Directions for this task: Skip every picture and transcribe the remaining material exactly.
+---+
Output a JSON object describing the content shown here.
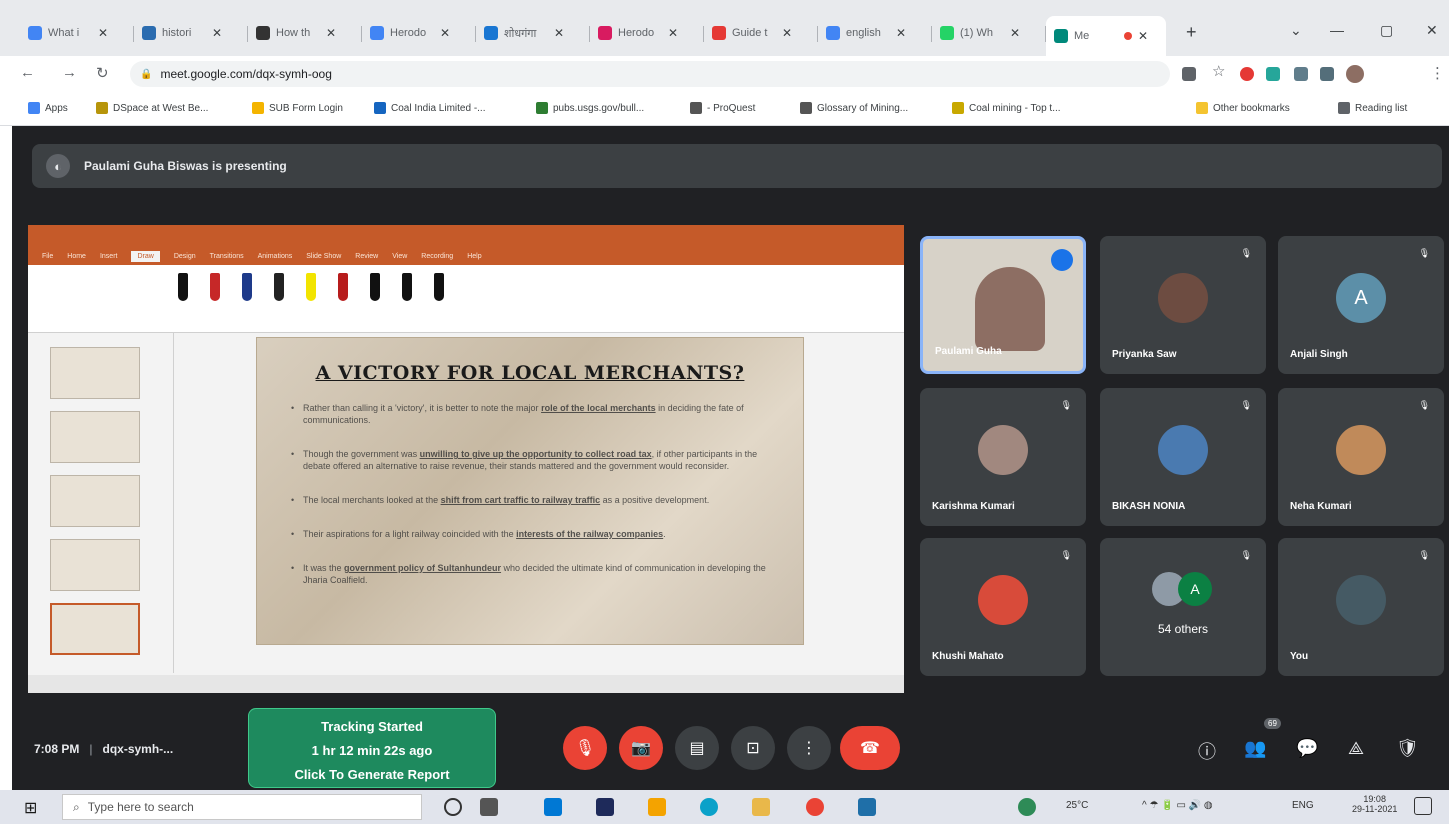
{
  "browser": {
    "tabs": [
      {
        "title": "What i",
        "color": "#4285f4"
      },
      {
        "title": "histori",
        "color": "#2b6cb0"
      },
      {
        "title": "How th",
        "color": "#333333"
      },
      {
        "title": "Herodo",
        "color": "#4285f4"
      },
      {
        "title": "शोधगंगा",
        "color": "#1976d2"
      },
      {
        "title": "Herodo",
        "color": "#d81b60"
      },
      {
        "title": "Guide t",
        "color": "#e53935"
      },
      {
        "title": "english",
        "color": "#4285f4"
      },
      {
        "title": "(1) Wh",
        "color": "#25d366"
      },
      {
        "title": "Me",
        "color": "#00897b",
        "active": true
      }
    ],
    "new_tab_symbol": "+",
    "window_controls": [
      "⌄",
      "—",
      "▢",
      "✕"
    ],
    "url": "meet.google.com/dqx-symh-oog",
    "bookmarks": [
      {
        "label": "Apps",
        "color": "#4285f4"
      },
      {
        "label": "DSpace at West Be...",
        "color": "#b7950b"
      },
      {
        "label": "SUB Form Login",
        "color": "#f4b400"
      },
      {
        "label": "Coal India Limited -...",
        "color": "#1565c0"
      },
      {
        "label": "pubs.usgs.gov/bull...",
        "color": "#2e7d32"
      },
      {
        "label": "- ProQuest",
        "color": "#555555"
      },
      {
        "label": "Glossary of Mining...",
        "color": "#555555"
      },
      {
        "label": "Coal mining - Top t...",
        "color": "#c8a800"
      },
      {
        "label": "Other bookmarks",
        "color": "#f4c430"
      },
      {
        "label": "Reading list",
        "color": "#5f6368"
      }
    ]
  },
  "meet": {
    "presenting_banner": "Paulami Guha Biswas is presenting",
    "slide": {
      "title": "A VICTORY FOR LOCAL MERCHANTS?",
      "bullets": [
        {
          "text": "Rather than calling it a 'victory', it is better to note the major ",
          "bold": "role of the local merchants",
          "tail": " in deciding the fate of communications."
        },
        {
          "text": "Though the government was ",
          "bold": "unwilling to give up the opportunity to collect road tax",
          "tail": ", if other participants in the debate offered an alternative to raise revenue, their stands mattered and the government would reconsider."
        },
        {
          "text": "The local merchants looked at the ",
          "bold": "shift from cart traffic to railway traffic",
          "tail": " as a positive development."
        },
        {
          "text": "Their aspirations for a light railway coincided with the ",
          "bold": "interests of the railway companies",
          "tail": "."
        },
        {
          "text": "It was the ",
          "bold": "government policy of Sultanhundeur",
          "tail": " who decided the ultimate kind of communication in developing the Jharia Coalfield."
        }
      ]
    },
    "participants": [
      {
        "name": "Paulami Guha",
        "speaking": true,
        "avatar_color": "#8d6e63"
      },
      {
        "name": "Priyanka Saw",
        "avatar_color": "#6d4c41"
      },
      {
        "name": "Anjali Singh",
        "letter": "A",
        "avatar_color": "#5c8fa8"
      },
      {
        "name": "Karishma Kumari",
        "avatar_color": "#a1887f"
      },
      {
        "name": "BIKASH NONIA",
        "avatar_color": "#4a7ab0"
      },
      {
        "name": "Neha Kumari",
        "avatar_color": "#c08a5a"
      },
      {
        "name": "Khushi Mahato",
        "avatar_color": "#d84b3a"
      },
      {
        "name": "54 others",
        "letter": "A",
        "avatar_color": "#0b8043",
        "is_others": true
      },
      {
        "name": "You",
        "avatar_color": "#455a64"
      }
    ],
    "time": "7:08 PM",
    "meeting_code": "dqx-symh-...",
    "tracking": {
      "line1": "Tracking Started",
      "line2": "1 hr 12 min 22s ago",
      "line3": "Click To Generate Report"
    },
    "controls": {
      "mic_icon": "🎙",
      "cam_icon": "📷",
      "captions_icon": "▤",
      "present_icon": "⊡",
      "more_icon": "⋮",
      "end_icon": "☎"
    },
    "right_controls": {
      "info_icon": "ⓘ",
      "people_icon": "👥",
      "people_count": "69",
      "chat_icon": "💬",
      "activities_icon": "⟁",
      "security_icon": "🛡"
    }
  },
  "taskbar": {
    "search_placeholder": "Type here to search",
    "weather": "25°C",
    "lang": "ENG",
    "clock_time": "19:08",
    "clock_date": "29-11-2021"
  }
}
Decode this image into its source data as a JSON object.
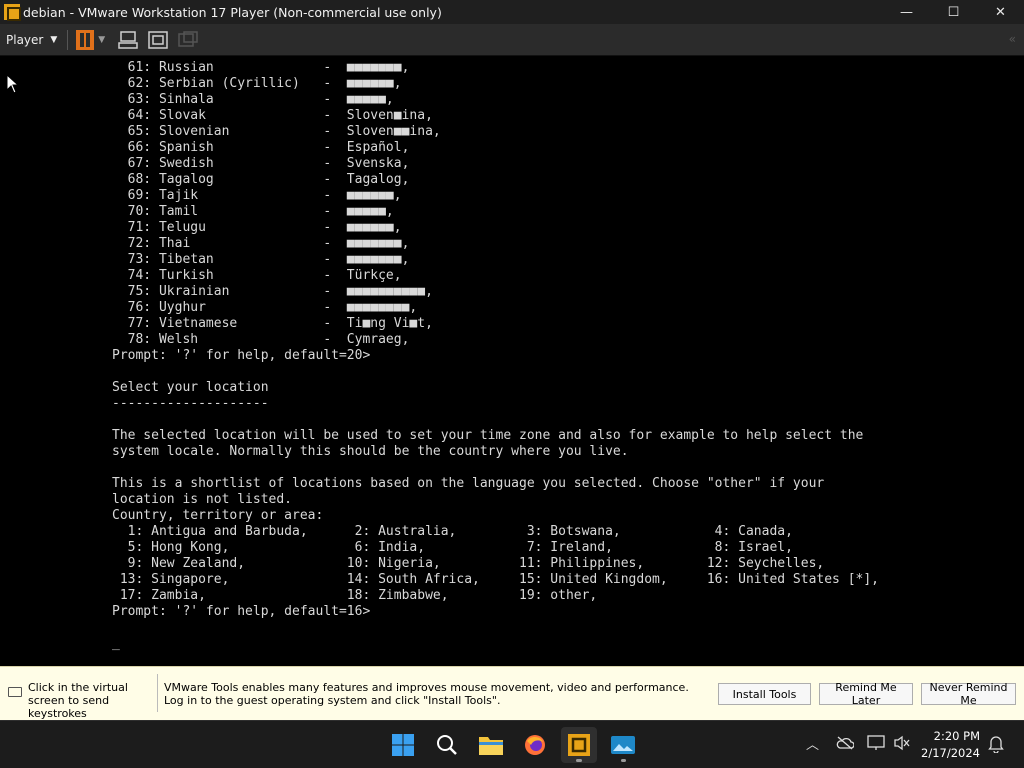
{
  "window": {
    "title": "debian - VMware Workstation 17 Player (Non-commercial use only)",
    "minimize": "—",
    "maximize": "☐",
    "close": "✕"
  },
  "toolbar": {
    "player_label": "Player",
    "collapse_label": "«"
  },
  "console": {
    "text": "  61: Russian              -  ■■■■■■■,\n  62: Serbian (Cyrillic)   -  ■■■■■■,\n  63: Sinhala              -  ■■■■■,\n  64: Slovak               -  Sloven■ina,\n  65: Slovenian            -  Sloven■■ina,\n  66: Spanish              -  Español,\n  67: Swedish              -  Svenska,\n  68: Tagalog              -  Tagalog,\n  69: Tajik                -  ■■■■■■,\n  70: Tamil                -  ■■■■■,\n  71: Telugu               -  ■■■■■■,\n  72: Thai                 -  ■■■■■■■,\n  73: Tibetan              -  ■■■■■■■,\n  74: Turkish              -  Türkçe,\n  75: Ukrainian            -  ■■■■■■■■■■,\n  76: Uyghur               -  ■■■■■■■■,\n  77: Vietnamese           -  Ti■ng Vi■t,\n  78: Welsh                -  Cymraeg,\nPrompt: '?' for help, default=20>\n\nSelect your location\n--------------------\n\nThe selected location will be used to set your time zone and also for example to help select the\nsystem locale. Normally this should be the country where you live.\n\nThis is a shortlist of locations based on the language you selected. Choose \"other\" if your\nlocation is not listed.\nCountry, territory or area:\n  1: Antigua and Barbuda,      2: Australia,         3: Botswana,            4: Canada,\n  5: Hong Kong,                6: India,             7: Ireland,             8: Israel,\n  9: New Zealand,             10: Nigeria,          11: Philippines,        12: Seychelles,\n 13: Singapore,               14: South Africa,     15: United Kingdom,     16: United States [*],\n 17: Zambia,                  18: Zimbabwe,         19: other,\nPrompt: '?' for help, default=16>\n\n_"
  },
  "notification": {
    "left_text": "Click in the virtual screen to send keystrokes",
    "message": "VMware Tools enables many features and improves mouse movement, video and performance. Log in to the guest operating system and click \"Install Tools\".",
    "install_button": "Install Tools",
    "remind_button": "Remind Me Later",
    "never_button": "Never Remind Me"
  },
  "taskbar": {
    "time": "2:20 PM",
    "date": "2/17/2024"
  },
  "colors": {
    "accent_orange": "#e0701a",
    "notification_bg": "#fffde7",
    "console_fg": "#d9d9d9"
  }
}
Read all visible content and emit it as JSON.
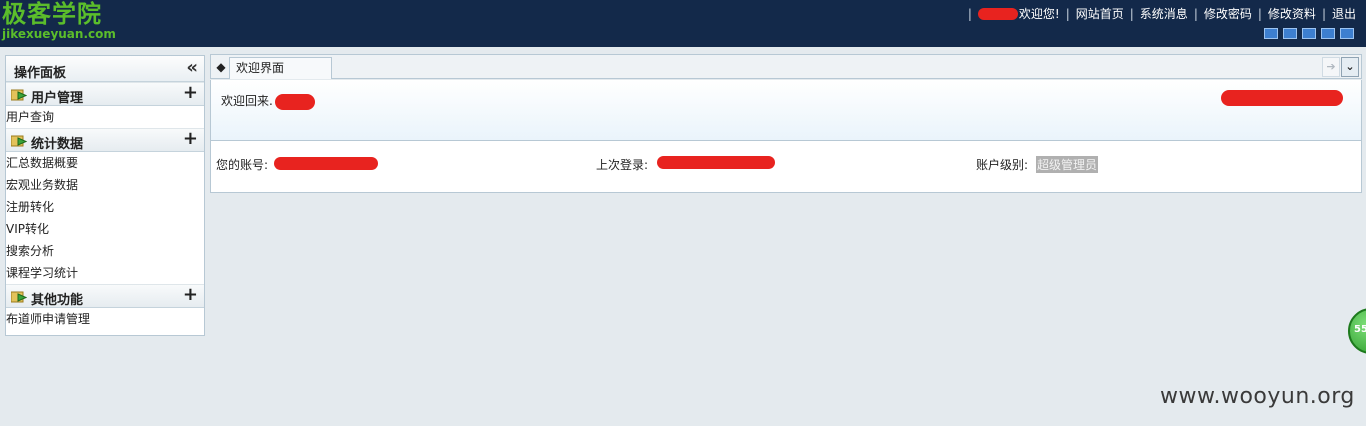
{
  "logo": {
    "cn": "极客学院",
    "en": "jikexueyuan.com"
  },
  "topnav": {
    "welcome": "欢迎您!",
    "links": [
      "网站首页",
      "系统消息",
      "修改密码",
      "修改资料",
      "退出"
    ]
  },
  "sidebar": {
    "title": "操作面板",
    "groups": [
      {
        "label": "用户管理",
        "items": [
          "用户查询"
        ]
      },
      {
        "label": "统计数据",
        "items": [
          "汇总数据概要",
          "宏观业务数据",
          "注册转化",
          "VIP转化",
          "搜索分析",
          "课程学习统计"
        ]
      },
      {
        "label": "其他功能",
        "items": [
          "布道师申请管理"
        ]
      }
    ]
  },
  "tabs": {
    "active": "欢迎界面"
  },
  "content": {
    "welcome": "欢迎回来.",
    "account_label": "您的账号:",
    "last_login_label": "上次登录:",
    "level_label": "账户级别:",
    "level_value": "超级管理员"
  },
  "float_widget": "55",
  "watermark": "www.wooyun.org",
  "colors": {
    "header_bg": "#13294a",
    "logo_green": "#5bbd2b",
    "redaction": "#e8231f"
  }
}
+---+
Output below:
Output a JSON object describing the content shown here.
{
  "browser": {
    "tabs": [
      {
        "title": "What i",
        "color": "#4285f4"
      },
      {
        "title": "histori",
        "color": "#2b6cb0"
      },
      {
        "title": "How th",
        "color": "#333333"
      },
      {
        "title": "Herodo",
        "color": "#4285f4"
      },
      {
        "title": "शोधगंगा",
        "color": "#1976d2"
      },
      {
        "title": "Herodo",
        "color": "#d81b60"
      },
      {
        "title": "Guide t",
        "color": "#e53935"
      },
      {
        "title": "english",
        "color": "#4285f4"
      },
      {
        "title": "(1) Wh",
        "color": "#25d366"
      },
      {
        "title": "Me",
        "color": "#00897b",
        "active": true
      }
    ],
    "new_tab_symbol": "+",
    "window_controls": [
      "⌄",
      "—",
      "▢",
      "✕"
    ],
    "url": "meet.google.com/dqx-symh-oog",
    "bookmarks": [
      {
        "label": "Apps",
        "color": "#4285f4"
      },
      {
        "label": "DSpace at West Be...",
        "color": "#b7950b"
      },
      {
        "label": "SUB Form Login",
        "color": "#f4b400"
      },
      {
        "label": "Coal India Limited -...",
        "color": "#1565c0"
      },
      {
        "label": "pubs.usgs.gov/bull...",
        "color": "#2e7d32"
      },
      {
        "label": "- ProQuest",
        "color": "#555555"
      },
      {
        "label": "Glossary of Mining...",
        "color": "#555555"
      },
      {
        "label": "Coal mining - Top t...",
        "color": "#c8a800"
      },
      {
        "label": "Other bookmarks",
        "color": "#f4c430"
      },
      {
        "label": "Reading list",
        "color": "#5f6368"
      }
    ]
  },
  "meet": {
    "presenting_banner": "Paulami Guha Biswas is presenting",
    "slide": {
      "title": "A VICTORY FOR LOCAL MERCHANTS?",
      "bullets": [
        {
          "text": "Rather than calling it a 'victory', it is better to note the major ",
          "bold": "role of the local merchants",
          "tail": " in deciding the fate of communications."
        },
        {
          "text": "Though the government was ",
          "bold": "unwilling to give up the opportunity to collect road tax",
          "tail": ", if other participants in the debate offered an alternative to raise revenue, their stands mattered and the government would reconsider."
        },
        {
          "text": "The local merchants looked at the ",
          "bold": "shift from cart traffic to railway traffic",
          "tail": " as a positive development."
        },
        {
          "text": "Their aspirations for a light railway coincided with the ",
          "bold": "interests of the railway companies",
          "tail": "."
        },
        {
          "text": "It was the ",
          "bold": "government policy of Sultanhundeur",
          "tail": " who decided the ultimate kind of communication in developing the Jharia Coalfield."
        }
      ]
    },
    "participants": [
      {
        "name": "Paulami Guha",
        "speaking": true,
        "avatar_color": "#8d6e63"
      },
      {
        "name": "Priyanka Saw",
        "avatar_color": "#6d4c41"
      },
      {
        "name": "Anjali Singh",
        "letter": "A",
        "avatar_color": "#5c8fa8"
      },
      {
        "name": "Karishma Kumari",
        "avatar_color": "#a1887f"
      },
      {
        "name": "BIKASH NONIA",
        "avatar_color": "#4a7ab0"
      },
      {
        "name": "Neha Kumari",
        "avatar_color": "#c08a5a"
      },
      {
        "name": "Khushi Mahato",
        "avatar_color": "#d84b3a"
      },
      {
        "name": "54 others",
        "letter": "A",
        "avatar_color": "#0b8043",
        "is_others": true
      },
      {
        "name": "You",
        "avatar_color": "#455a64"
      }
    ],
    "time": "7:08 PM",
    "meeting_code": "dqx-symh-...",
    "tracking": {
      "line1": "Tracking Started",
      "line2": "1 hr 12 min 22s ago",
      "line3": "Click To Generate Report"
    },
    "controls": {
      "mic_icon": "🎙",
      "cam_icon": "📷",
      "captions_icon": "▤",
      "present_icon": "⊡",
      "more_icon": "⋮",
      "end_icon": "☎"
    },
    "right_controls": {
      "info_icon": "ⓘ",
      "people_icon": "👥",
      "people_count": "69",
      "chat_icon": "💬",
      "activities_icon": "⟁",
      "security_icon": "🛡"
    }
  },
  "taskbar": {
    "search_placeholder": "Type here to search",
    "weather": "25°C",
    "lang": "ENG",
    "clock_time": "19:08",
    "clock_date": "29-11-2021"
  }
}
Decode this image into its source data as a JSON object.
{
  "window": {
    "title": "debian - VMware Workstation 17 Player (Non-commercial use only)",
    "minimize": "—",
    "maximize": "☐",
    "close": "✕"
  },
  "toolbar": {
    "player_label": "Player",
    "collapse_label": "«"
  },
  "console": {
    "text": "  61: Russian              -  ■■■■■■■,\n  62: Serbian (Cyrillic)   -  ■■■■■■,\n  63: Sinhala              -  ■■■■■,\n  64: Slovak               -  Sloven■ina,\n  65: Slovenian            -  Sloven■■ina,\n  66: Spanish              -  Español,\n  67: Swedish              -  Svenska,\n  68: Tagalog              -  Tagalog,\n  69: Tajik                -  ■■■■■■,\n  70: Tamil                -  ■■■■■,\n  71: Telugu               -  ■■■■■■,\n  72: Thai                 -  ■■■■■■■,\n  73: Tibetan              -  ■■■■■■■,\n  74: Turkish              -  Türkçe,\n  75: Ukrainian            -  ■■■■■■■■■■,\n  76: Uyghur               -  ■■■■■■■■,\n  77: Vietnamese           -  Ti■ng Vi■t,\n  78: Welsh                -  Cymraeg,\nPrompt: '?' for help, default=20>\n\nSelect your location\n--------------------\n\nThe selected location will be used to set your time zone and also for example to help select the\nsystem locale. Normally this should be the country where you live.\n\nThis is a shortlist of locations based on the language you selected. Choose \"other\" if your\nlocation is not listed.\nCountry, territory or area:\n  1: Antigua and Barbuda,      2: Australia,         3: Botswana,            4: Canada,\n  5: Hong Kong,                6: India,             7: Ireland,             8: Israel,\n  9: New Zealand,             10: Nigeria,          11: Philippines,        12: Seychelles,\n 13: Singapore,               14: South Africa,     15: United Kingdom,     16: United States [*],\n 17: Zambia,                  18: Zimbabwe,         19: other,\nPrompt: '?' for help, default=16>\n\n_"
  },
  "notification": {
    "left_text": "Click in the virtual screen to send keystrokes",
    "message": "VMware Tools enables many features and improves mouse movement, video and performance. Log in to the guest operating system and click \"Install Tools\".",
    "install_button": "Install Tools",
    "remind_button": "Remind Me Later",
    "never_button": "Never Remind Me"
  },
  "taskbar": {
    "time": "2:20 PM",
    "date": "2/17/2024"
  },
  "colors": {
    "accent_orange": "#e0701a",
    "notification_bg": "#fffde7",
    "console_fg": "#d9d9d9"
  }
}
Read all visible content and emit it as JSON.
{
  "logo": {
    "cn": "极客学院",
    "en": "jikexueyuan.com"
  },
  "topnav": {
    "welcome": "欢迎您!",
    "links": [
      "网站首页",
      "系统消息",
      "修改密码",
      "修改资料",
      "退出"
    ]
  },
  "sidebar": {
    "title": "操作面板",
    "groups": [
      {
        "label": "用户管理",
        "items": [
          "用户查询"
        ]
      },
      {
        "label": "统计数据",
        "items": [
          "汇总数据概要",
          "宏观业务数据",
          "注册转化",
          "VIP转化",
          "搜索分析",
          "课程学习统计"
        ]
      },
      {
        "label": "其他功能",
        "items": [
          "布道师申请管理"
        ]
      }
    ]
  },
  "tabs": {
    "active": "欢迎界面"
  },
  "content": {
    "welcome": "欢迎回来.",
    "account_label": "您的账号:",
    "last_login_label": "上次登录:",
    "level_label": "账户级别:",
    "level_value": "超级管理员"
  },
  "float_widget": "55",
  "watermark": "www.wooyun.org",
  "colors": {
    "header_bg": "#13294a",
    "logo_green": "#5bbd2b",
    "redaction": "#e8231f"
  }
}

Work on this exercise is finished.